_Exercise task:_
Read through the data and count the lines that contain the string "directory"; give only the result.
§
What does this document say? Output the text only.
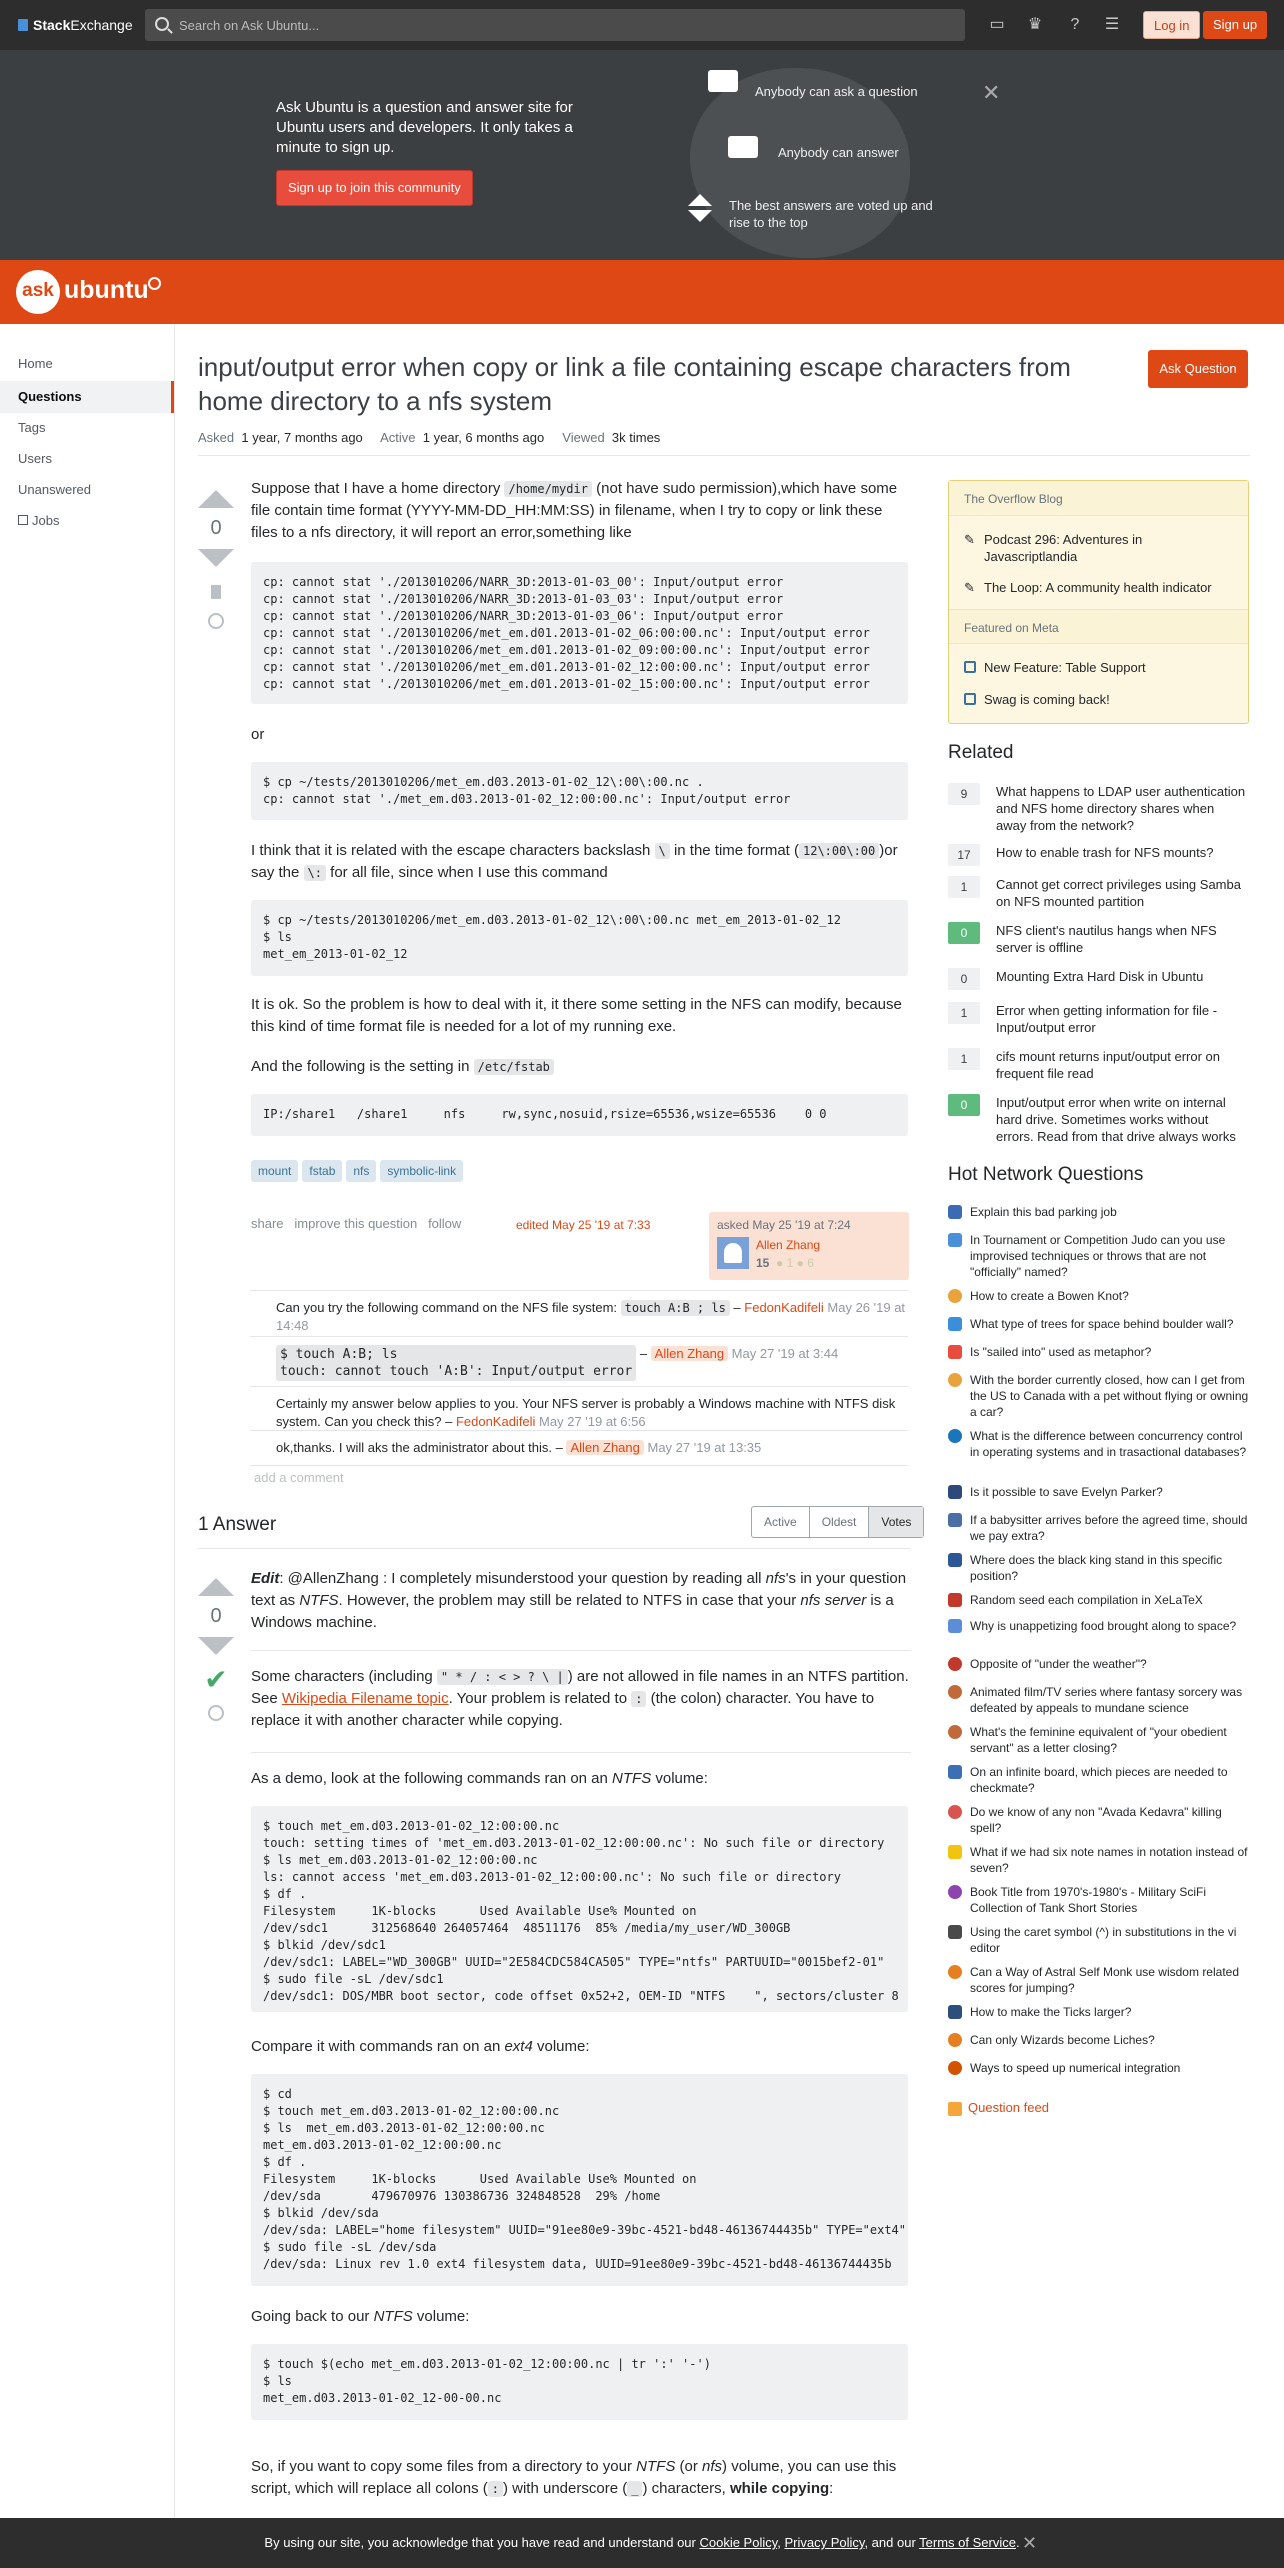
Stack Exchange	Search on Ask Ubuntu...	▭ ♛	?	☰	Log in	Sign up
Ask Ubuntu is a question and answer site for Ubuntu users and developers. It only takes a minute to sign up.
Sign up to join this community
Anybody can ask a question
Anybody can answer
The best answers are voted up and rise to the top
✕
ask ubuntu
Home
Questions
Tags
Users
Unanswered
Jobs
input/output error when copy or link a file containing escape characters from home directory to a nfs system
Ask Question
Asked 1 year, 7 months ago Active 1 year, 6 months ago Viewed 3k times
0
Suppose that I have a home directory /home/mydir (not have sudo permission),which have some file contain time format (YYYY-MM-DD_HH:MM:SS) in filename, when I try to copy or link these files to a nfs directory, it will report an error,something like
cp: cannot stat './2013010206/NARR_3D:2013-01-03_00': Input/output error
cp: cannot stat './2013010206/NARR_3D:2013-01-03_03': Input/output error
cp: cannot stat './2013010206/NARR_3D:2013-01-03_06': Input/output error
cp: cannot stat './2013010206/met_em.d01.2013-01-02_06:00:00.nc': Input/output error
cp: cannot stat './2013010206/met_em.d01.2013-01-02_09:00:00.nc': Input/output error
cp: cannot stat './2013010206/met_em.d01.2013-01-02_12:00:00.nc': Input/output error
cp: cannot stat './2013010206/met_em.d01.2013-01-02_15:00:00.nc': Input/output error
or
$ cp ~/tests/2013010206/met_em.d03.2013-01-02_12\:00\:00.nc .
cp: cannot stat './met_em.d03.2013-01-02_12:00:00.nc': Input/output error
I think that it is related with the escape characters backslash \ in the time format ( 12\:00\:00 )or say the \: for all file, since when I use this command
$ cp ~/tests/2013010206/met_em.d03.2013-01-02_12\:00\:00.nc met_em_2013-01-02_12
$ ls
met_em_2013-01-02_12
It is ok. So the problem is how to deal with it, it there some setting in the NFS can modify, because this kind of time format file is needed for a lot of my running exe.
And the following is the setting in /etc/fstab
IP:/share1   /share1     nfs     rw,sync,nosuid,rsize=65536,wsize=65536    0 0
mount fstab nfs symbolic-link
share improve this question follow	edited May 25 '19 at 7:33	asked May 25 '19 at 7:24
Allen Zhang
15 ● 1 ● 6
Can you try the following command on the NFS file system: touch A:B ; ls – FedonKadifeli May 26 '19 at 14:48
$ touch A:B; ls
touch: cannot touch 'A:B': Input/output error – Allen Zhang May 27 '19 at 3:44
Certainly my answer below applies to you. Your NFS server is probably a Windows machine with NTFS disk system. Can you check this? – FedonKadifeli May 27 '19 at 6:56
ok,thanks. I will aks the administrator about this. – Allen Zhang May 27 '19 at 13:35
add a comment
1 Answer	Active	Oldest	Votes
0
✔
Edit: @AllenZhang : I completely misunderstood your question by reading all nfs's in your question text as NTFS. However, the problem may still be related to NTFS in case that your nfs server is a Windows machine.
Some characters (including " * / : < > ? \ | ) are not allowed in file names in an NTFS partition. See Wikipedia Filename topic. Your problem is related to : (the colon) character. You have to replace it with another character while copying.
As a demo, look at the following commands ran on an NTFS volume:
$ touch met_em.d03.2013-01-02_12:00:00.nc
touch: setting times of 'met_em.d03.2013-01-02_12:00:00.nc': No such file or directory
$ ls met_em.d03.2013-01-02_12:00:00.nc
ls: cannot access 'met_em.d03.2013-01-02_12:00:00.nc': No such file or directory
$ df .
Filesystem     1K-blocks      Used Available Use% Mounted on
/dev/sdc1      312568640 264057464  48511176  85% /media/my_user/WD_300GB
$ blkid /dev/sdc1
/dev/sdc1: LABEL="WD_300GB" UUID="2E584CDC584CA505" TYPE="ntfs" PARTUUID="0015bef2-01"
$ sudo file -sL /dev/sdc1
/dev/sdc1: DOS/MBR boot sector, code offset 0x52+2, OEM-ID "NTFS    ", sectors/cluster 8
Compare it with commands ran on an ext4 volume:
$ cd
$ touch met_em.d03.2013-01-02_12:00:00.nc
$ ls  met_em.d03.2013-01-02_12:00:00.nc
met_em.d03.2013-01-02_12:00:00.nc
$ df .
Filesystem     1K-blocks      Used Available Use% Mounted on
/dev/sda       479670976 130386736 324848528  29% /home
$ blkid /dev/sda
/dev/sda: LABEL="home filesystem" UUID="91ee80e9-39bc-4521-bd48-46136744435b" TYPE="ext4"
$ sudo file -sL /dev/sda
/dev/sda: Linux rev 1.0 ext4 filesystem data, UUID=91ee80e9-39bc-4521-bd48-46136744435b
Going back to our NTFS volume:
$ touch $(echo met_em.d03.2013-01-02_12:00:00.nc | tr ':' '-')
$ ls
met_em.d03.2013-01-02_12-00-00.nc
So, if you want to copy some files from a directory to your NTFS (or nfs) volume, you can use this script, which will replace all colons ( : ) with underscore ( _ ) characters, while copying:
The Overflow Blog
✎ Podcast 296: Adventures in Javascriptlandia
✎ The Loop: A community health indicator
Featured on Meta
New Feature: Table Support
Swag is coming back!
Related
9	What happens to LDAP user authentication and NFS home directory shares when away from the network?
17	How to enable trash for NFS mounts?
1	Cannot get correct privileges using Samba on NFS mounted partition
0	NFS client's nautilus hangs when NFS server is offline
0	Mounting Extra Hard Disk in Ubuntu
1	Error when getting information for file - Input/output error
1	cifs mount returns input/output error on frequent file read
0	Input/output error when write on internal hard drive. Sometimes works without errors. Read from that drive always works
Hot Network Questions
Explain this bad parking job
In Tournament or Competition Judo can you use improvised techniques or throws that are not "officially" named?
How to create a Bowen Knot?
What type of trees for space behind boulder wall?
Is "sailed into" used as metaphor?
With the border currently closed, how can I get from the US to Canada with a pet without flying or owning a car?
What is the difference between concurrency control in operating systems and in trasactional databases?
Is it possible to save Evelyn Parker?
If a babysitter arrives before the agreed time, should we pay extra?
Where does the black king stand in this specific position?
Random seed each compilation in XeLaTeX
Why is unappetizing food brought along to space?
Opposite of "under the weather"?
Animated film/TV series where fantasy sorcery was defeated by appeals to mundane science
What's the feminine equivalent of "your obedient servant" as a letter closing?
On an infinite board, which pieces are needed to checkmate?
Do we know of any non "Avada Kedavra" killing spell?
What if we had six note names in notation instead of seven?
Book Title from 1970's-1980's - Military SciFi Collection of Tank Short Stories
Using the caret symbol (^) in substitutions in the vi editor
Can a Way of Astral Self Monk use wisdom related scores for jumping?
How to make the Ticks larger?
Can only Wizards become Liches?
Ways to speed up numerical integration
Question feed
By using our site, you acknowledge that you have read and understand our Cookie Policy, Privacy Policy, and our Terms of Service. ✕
§
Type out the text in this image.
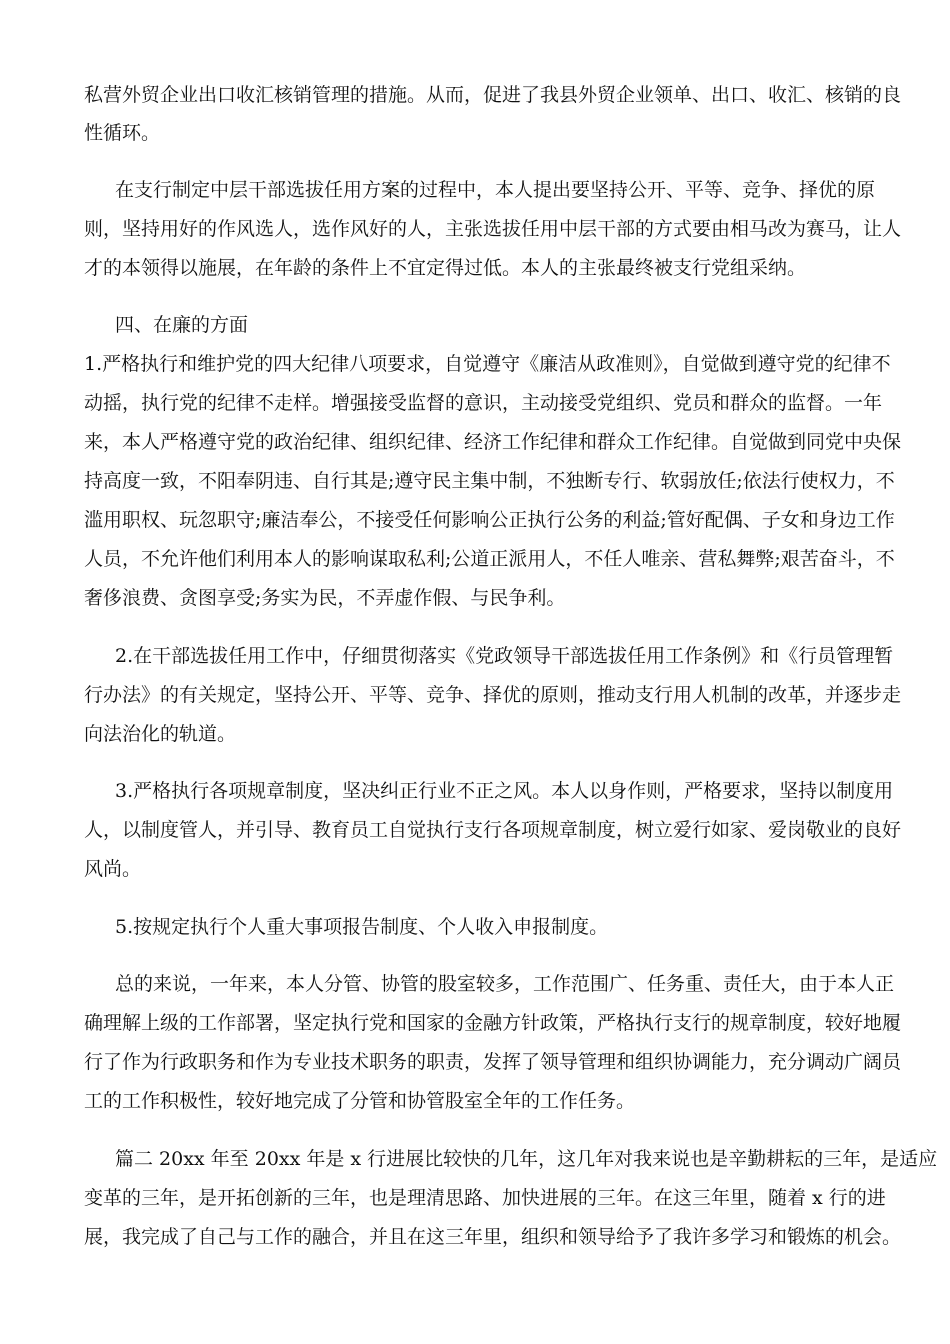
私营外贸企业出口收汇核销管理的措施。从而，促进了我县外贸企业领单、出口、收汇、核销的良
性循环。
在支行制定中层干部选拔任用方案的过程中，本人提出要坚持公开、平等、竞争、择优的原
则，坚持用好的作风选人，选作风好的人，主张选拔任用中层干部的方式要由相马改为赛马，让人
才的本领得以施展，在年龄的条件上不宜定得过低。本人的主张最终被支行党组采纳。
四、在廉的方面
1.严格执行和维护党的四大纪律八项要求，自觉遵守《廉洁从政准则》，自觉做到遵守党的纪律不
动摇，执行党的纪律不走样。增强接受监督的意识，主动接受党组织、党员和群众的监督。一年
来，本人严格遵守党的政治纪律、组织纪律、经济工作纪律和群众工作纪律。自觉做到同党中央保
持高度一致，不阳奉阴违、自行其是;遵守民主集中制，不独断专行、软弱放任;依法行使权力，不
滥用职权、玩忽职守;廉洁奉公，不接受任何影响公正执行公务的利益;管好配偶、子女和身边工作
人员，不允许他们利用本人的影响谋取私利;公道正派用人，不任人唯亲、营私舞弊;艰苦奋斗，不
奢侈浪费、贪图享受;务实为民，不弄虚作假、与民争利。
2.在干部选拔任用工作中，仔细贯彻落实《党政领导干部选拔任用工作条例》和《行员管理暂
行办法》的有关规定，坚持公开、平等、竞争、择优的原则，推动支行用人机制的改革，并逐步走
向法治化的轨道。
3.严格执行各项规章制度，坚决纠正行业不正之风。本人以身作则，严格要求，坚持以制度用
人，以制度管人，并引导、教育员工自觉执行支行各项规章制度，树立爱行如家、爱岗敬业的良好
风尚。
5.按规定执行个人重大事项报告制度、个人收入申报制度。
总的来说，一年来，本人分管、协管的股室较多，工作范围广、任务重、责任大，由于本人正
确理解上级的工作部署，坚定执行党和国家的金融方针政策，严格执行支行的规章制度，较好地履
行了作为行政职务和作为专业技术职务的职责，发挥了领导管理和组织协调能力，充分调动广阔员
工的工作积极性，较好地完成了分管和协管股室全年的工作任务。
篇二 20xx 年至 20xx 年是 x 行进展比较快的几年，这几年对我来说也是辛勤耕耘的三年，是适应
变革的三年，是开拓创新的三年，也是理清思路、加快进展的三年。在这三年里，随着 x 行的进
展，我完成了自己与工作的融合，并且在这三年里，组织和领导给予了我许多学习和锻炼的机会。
§
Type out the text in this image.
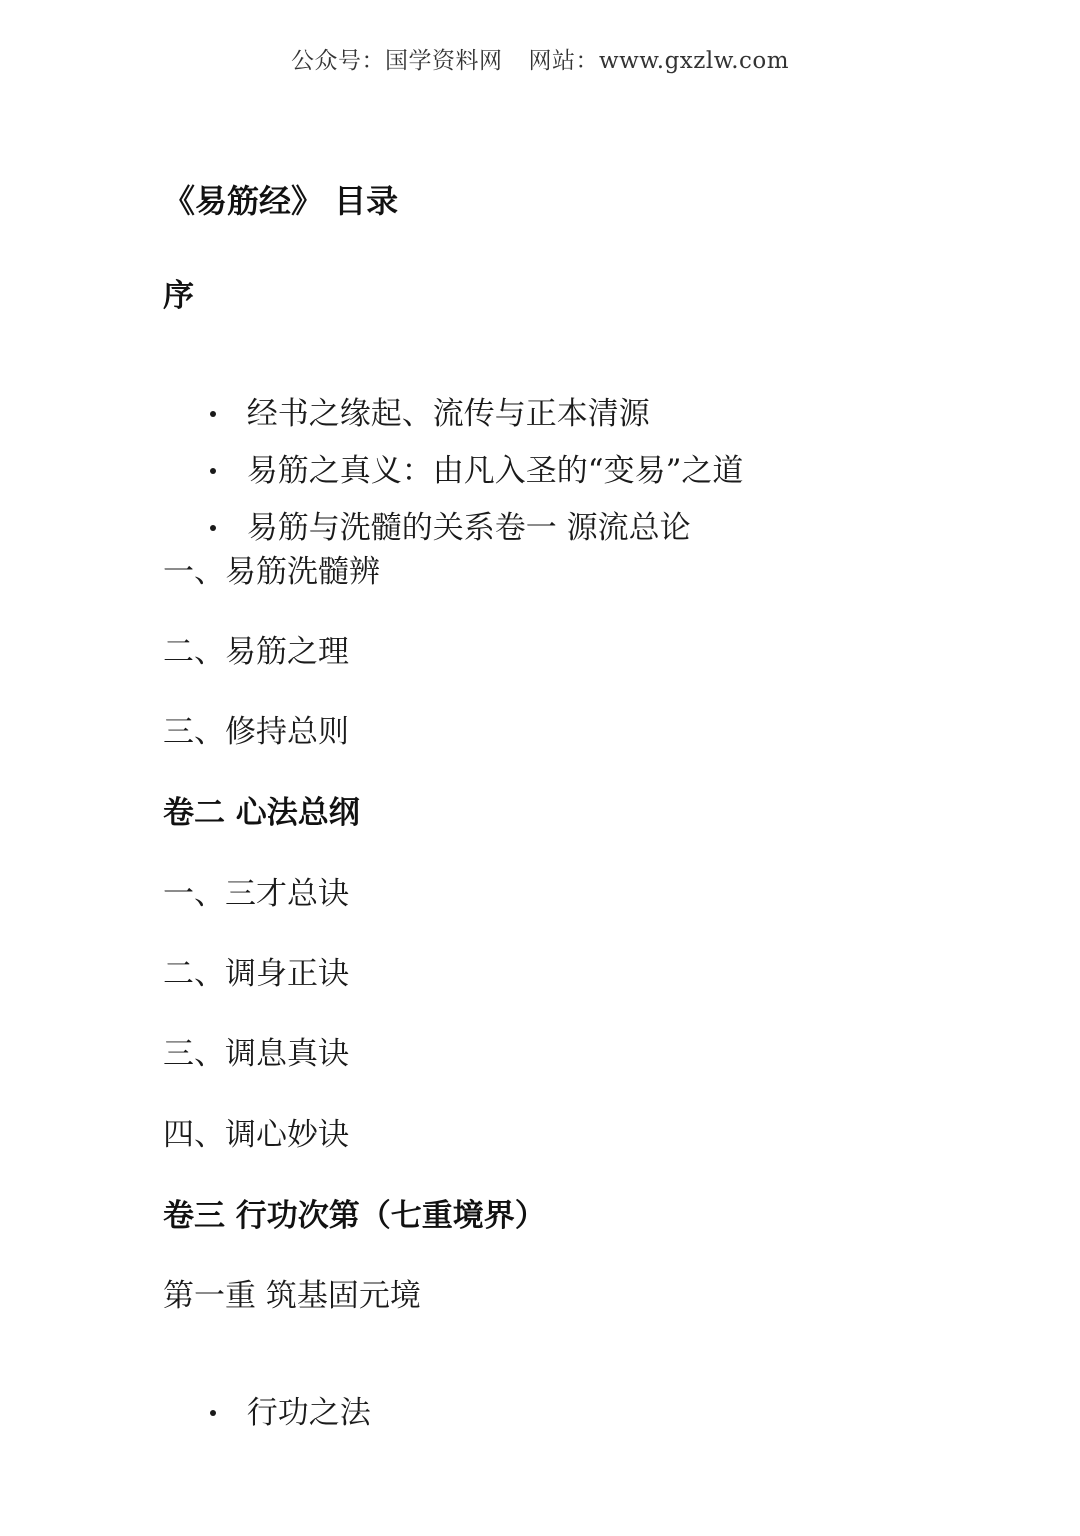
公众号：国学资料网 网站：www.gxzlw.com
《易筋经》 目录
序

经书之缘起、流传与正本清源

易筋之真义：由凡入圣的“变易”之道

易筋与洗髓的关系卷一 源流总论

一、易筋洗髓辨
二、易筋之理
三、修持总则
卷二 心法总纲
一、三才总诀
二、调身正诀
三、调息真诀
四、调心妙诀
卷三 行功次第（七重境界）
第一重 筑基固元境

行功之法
§
_Task output:_
6